**EXERCISE INSTRUCTIONS**
Every record is to be printed exactly as written, and any picture in it is skipped.

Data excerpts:
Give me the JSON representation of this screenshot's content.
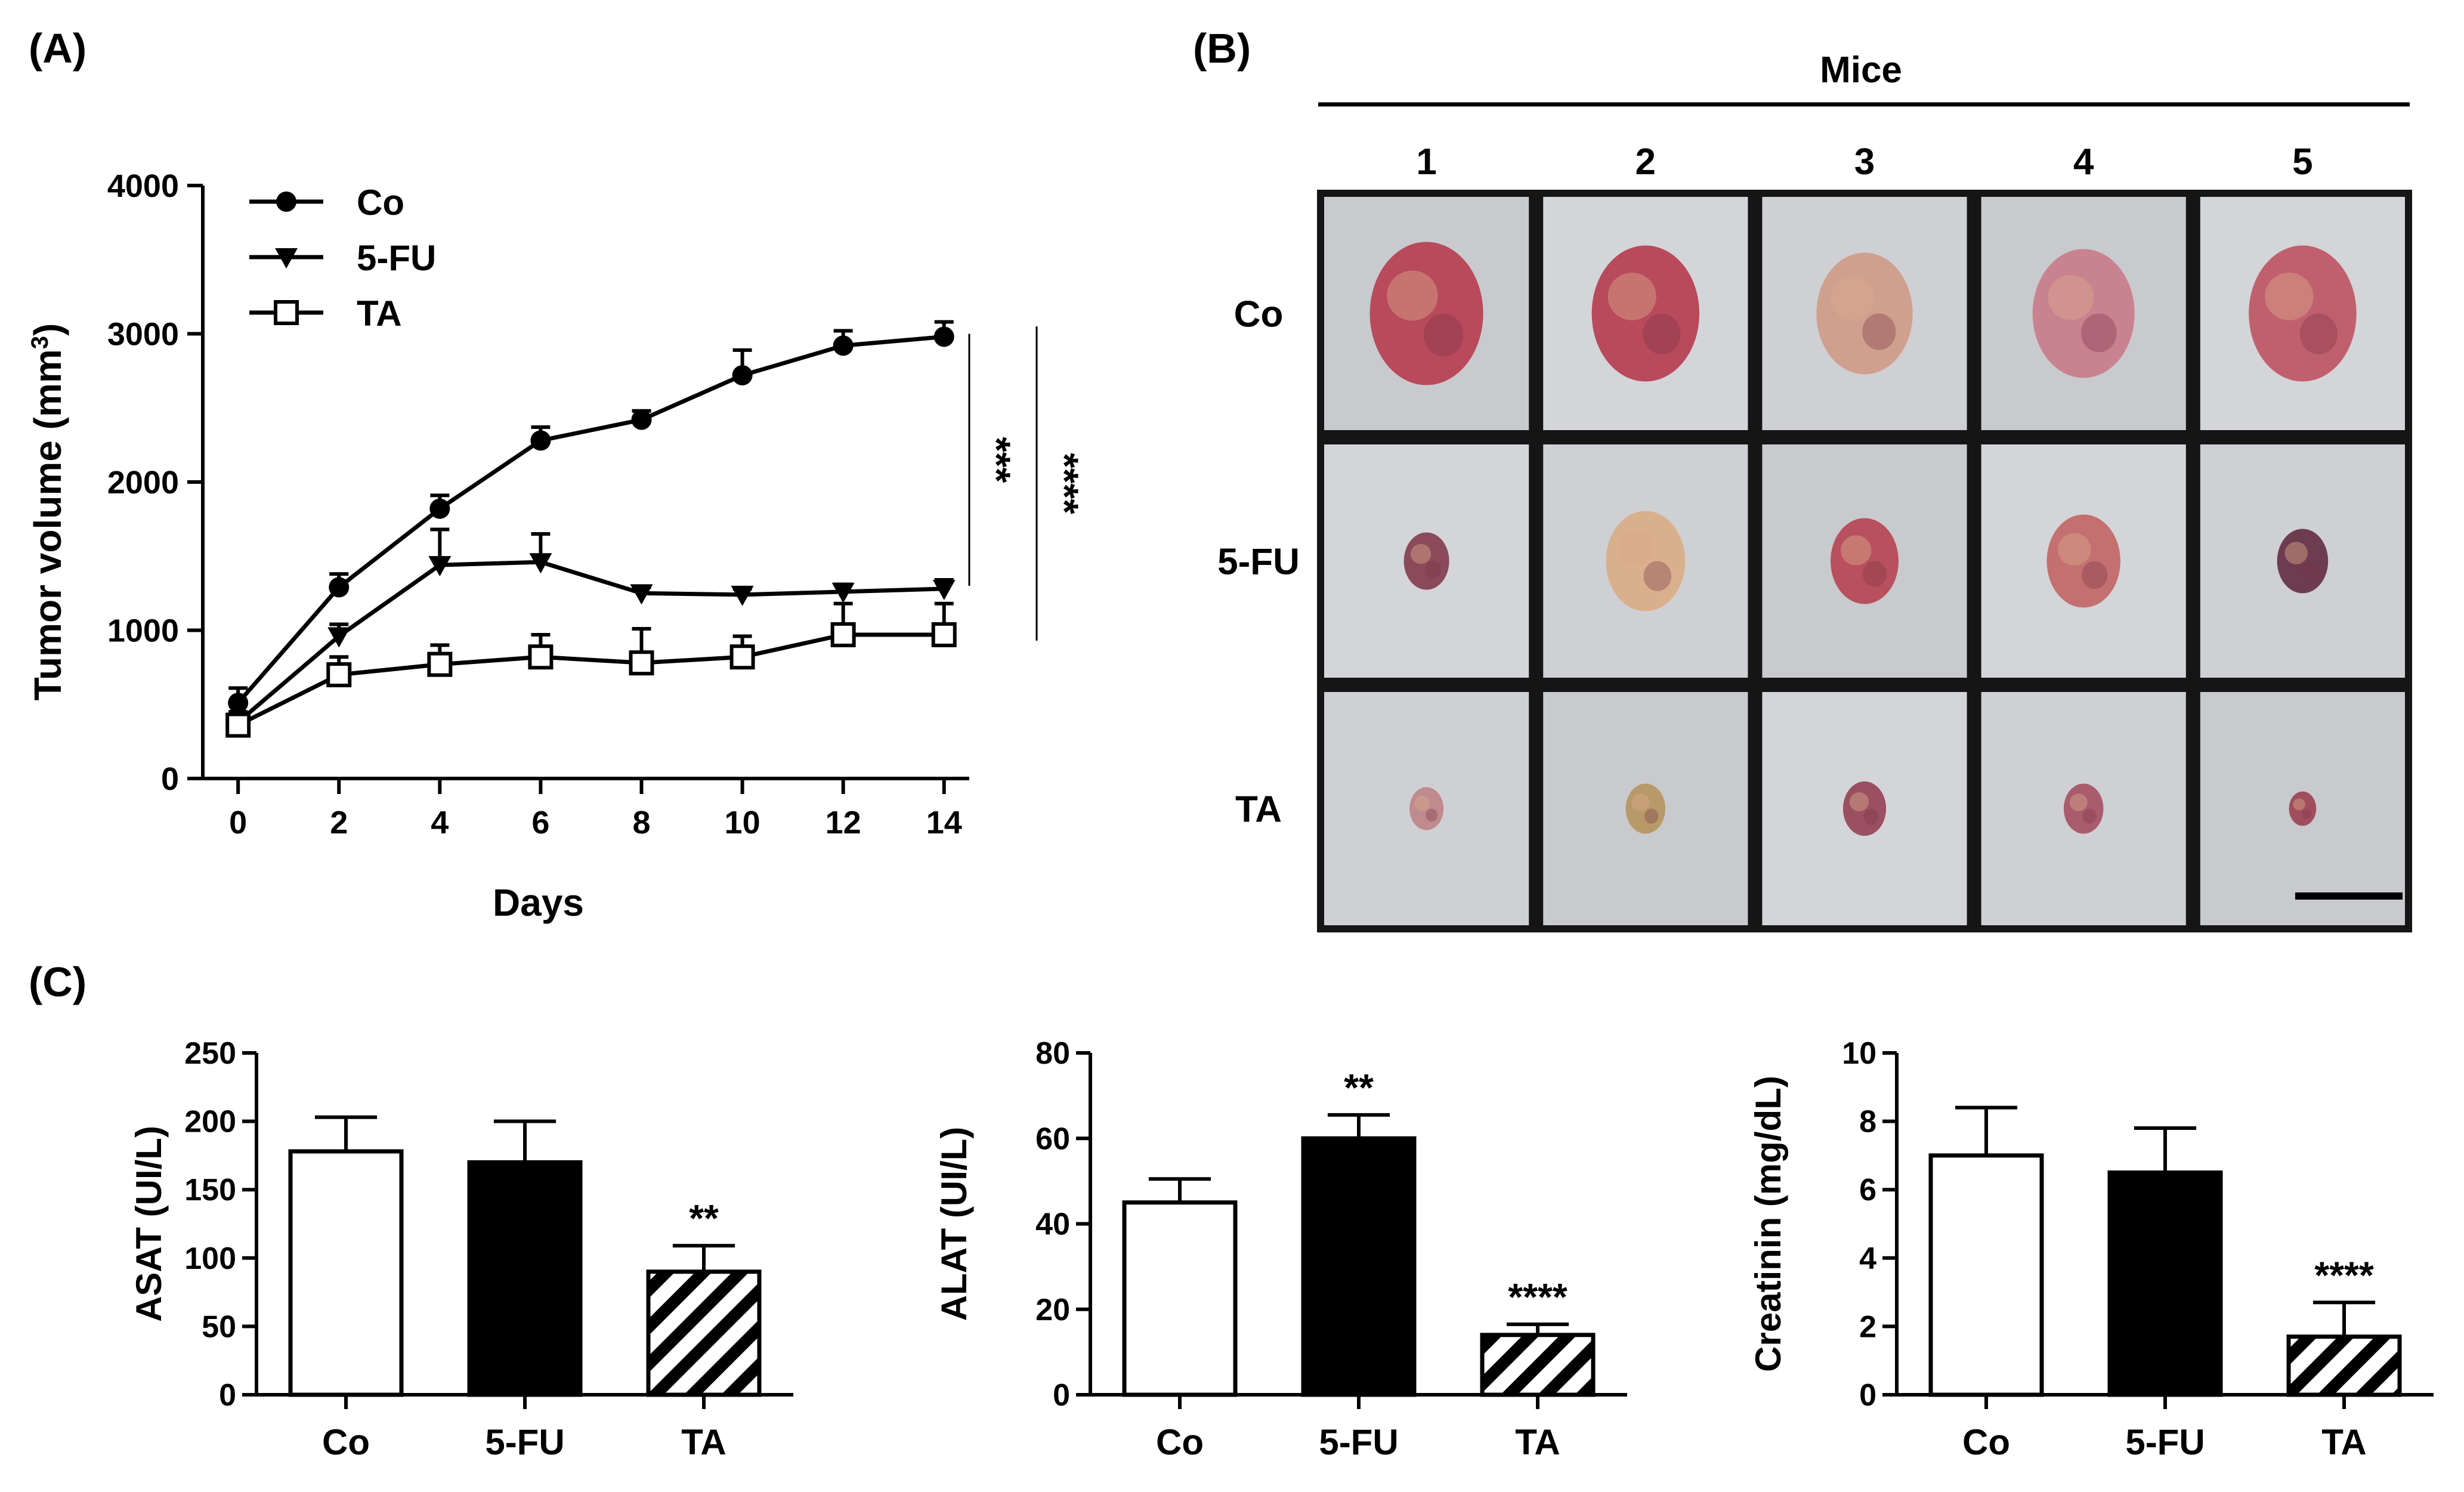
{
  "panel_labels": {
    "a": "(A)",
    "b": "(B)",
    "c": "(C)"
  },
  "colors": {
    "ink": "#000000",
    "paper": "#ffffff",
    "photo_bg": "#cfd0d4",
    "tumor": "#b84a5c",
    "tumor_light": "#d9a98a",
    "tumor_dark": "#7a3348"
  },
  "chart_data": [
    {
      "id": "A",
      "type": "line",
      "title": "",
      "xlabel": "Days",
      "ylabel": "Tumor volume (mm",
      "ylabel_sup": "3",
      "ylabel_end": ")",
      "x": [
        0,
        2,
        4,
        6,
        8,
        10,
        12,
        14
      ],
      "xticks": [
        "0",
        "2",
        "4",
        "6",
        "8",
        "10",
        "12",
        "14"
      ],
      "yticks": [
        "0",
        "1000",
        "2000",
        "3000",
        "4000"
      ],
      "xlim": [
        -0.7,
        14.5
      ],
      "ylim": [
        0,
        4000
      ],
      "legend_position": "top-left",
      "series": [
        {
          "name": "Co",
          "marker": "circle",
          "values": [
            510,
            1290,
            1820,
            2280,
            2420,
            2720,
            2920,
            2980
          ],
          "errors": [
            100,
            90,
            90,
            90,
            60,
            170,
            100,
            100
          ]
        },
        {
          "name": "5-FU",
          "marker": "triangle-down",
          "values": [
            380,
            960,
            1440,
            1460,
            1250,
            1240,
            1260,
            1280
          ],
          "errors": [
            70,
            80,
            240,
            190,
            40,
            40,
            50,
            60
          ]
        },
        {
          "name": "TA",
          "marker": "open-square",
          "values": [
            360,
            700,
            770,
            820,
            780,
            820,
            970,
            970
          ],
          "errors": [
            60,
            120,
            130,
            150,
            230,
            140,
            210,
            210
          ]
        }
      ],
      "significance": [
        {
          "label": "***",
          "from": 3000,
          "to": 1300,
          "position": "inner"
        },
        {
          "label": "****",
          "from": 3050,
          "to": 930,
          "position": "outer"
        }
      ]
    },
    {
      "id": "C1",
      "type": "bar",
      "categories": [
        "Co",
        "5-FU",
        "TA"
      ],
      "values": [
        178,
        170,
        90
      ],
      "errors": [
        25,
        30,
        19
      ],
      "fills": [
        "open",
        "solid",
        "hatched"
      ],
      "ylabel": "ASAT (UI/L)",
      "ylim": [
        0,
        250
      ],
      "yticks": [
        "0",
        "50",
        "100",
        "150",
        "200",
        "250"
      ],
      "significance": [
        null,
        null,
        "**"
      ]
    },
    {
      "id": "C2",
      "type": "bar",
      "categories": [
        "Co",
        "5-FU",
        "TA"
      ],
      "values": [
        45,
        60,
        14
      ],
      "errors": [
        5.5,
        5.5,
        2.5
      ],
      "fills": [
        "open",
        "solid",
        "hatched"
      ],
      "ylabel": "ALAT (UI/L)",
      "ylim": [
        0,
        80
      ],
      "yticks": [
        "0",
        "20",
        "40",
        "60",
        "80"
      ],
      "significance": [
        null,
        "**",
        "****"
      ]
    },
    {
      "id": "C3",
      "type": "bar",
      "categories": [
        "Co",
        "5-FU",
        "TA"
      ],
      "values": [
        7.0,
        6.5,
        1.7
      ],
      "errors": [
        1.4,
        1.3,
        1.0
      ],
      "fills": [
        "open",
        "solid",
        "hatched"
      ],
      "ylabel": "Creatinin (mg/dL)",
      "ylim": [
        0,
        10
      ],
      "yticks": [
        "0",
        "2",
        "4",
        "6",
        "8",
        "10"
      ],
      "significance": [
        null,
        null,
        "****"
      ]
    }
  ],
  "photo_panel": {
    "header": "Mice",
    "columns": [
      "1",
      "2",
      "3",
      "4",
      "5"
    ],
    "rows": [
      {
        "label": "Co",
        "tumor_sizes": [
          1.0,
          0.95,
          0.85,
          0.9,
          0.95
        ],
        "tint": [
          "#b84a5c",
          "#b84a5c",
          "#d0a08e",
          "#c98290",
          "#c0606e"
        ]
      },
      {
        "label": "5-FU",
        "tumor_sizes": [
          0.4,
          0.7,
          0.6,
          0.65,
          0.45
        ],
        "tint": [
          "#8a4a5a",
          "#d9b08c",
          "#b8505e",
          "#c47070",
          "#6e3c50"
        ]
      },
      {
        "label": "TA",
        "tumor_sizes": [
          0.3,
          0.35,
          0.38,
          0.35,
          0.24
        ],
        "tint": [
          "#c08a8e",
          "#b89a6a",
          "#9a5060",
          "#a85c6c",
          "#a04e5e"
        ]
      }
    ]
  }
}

**TASK OUTPUT**
Give me the JSON representation of this screenshot's content.
{
  "panel_labels": {
    "a": "(A)",
    "b": "(B)",
    "c": "(C)"
  },
  "colors": {
    "ink": "#000000",
    "paper": "#ffffff",
    "photo_bg": "#cfd0d4",
    "tumor": "#b84a5c",
    "tumor_light": "#d9a98a",
    "tumor_dark": "#7a3348"
  },
  "chart_data": [
    {
      "id": "A",
      "type": "line",
      "title": "",
      "xlabel": "Days",
      "ylabel": "Tumor volume (mm",
      "ylabel_sup": "3",
      "ylabel_end": ")",
      "x": [
        0,
        2,
        4,
        6,
        8,
        10,
        12,
        14
      ],
      "xticks": [
        "0",
        "2",
        "4",
        "6",
        "8",
        "10",
        "12",
        "14"
      ],
      "yticks": [
        "0",
        "1000",
        "2000",
        "3000",
        "4000"
      ],
      "xlim": [
        -0.7,
        14.5
      ],
      "ylim": [
        0,
        4000
      ],
      "legend_position": "top-left",
      "series": [
        {
          "name": "Co",
          "marker": "circle",
          "values": [
            510,
            1290,
            1820,
            2280,
            2420,
            2720,
            2920,
            2980
          ],
          "errors": [
            100,
            90,
            90,
            90,
            60,
            170,
            100,
            100
          ]
        },
        {
          "name": "5-FU",
          "marker": "triangle-down",
          "values": [
            380,
            960,
            1440,
            1460,
            1250,
            1240,
            1260,
            1280
          ],
          "errors": [
            70,
            80,
            240,
            190,
            40,
            40,
            50,
            60
          ]
        },
        {
          "name": "TA",
          "marker": "open-square",
          "values": [
            360,
            700,
            770,
            820,
            780,
            820,
            970,
            970
          ],
          "errors": [
            60,
            120,
            130,
            150,
            230,
            140,
            210,
            210
          ]
        }
      ],
      "significance": [
        {
          "label": "***",
          "from": 3000,
          "to": 1300,
          "position": "inner"
        },
        {
          "label": "****",
          "from": 3050,
          "to": 930,
          "position": "outer"
        }
      ]
    },
    {
      "id": "C1",
      "type": "bar",
      "categories": [
        "Co",
        "5-FU",
        "TA"
      ],
      "values": [
        178,
        170,
        90
      ],
      "errors": [
        25,
        30,
        19
      ],
      "fills": [
        "open",
        "solid",
        "hatched"
      ],
      "ylabel": "ASAT (UI/L)",
      "ylim": [
        0,
        250
      ],
      "yticks": [
        "0",
        "50",
        "100",
        "150",
        "200",
        "250"
      ],
      "significance": [
        null,
        null,
        "**"
      ]
    },
    {
      "id": "C2",
      "type": "bar",
      "categories": [
        "Co",
        "5-FU",
        "TA"
      ],
      "values": [
        45,
        60,
        14
      ],
      "errors": [
        5.5,
        5.5,
        2.5
      ],
      "fills": [
        "open",
        "solid",
        "hatched"
      ],
      "ylabel": "ALAT (UI/L)",
      "ylim": [
        0,
        80
      ],
      "yticks": [
        "0",
        "20",
        "40",
        "60",
        "80"
      ],
      "significance": [
        null,
        "**",
        "****"
      ]
    },
    {
      "id": "C3",
      "type": "bar",
      "categories": [
        "Co",
        "5-FU",
        "TA"
      ],
      "values": [
        7.0,
        6.5,
        1.7
      ],
      "errors": [
        1.4,
        1.3,
        1.0
      ],
      "fills": [
        "open",
        "solid",
        "hatched"
      ],
      "ylabel": "Creatinin (mg/dL)",
      "ylim": [
        0,
        10
      ],
      "yticks": [
        "0",
        "2",
        "4",
        "6",
        "8",
        "10"
      ],
      "significance": [
        null,
        null,
        "****"
      ]
    }
  ],
  "photo_panel": {
    "header": "Mice",
    "columns": [
      "1",
      "2",
      "3",
      "4",
      "5"
    ],
    "rows": [
      {
        "label": "Co",
        "tumor_sizes": [
          1.0,
          0.95,
          0.85,
          0.9,
          0.95
        ],
        "tint": [
          "#b84a5c",
          "#b84a5c",
          "#d0a08e",
          "#c98290",
          "#c0606e"
        ]
      },
      {
        "label": "5-FU",
        "tumor_sizes": [
          0.4,
          0.7,
          0.6,
          0.65,
          0.45
        ],
        "tint": [
          "#8a4a5a",
          "#d9b08c",
          "#b8505e",
          "#c47070",
          "#6e3c50"
        ]
      },
      {
        "label": "TA",
        "tumor_sizes": [
          0.3,
          0.35,
          0.38,
          0.35,
          0.24
        ],
        "tint": [
          "#c08a8e",
          "#b89a6a",
          "#9a5060",
          "#a85c6c",
          "#a04e5e"
        ]
      }
    ]
  }
}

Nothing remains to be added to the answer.